(Given instruction): Filter the entries that follow, copying every line in which the word "this" appears.

(Information shown):

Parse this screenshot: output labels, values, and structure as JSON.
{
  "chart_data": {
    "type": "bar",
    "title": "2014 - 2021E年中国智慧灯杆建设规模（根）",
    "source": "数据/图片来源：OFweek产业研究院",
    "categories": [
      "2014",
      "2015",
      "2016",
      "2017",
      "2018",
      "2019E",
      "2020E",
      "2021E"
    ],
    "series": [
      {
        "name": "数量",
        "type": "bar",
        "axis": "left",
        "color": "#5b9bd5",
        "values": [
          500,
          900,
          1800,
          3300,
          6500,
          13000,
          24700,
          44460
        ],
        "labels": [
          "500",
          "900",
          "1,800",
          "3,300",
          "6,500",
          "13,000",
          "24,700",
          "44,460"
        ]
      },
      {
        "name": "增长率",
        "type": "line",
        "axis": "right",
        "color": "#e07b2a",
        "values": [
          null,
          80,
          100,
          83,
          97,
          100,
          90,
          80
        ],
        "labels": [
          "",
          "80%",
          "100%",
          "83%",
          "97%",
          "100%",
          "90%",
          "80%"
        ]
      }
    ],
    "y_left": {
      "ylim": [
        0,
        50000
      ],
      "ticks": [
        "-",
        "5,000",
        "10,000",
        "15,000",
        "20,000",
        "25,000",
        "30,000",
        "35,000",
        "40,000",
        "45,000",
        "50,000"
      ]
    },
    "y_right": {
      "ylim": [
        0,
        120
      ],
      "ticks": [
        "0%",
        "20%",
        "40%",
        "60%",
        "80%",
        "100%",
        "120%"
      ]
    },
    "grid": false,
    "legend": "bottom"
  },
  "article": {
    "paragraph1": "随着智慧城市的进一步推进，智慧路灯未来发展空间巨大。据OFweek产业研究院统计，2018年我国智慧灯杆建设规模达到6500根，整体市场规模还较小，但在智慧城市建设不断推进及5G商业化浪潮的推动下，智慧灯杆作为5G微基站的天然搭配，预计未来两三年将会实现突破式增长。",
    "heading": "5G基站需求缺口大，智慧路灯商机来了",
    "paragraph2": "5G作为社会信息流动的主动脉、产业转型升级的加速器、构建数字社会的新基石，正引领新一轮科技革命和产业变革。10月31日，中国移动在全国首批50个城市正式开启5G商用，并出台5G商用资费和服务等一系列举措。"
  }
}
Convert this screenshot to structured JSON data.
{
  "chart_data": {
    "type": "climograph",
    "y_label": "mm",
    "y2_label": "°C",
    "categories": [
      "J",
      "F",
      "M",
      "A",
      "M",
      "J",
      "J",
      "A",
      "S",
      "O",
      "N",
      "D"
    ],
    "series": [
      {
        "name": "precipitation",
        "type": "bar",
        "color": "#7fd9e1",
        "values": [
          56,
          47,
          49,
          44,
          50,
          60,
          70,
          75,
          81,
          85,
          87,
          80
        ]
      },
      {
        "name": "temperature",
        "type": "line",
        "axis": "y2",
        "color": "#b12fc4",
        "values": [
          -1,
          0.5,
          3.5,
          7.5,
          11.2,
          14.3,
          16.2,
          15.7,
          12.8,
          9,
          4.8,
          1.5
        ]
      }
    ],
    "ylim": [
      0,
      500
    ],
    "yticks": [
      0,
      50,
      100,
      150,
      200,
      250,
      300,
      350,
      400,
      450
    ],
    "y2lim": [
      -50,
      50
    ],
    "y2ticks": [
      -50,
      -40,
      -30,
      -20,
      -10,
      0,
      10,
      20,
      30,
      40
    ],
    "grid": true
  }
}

(Solution):
Parse this screenshot: output labels, values, and structure as JSON.
Convert this screenshot to structured JSON data.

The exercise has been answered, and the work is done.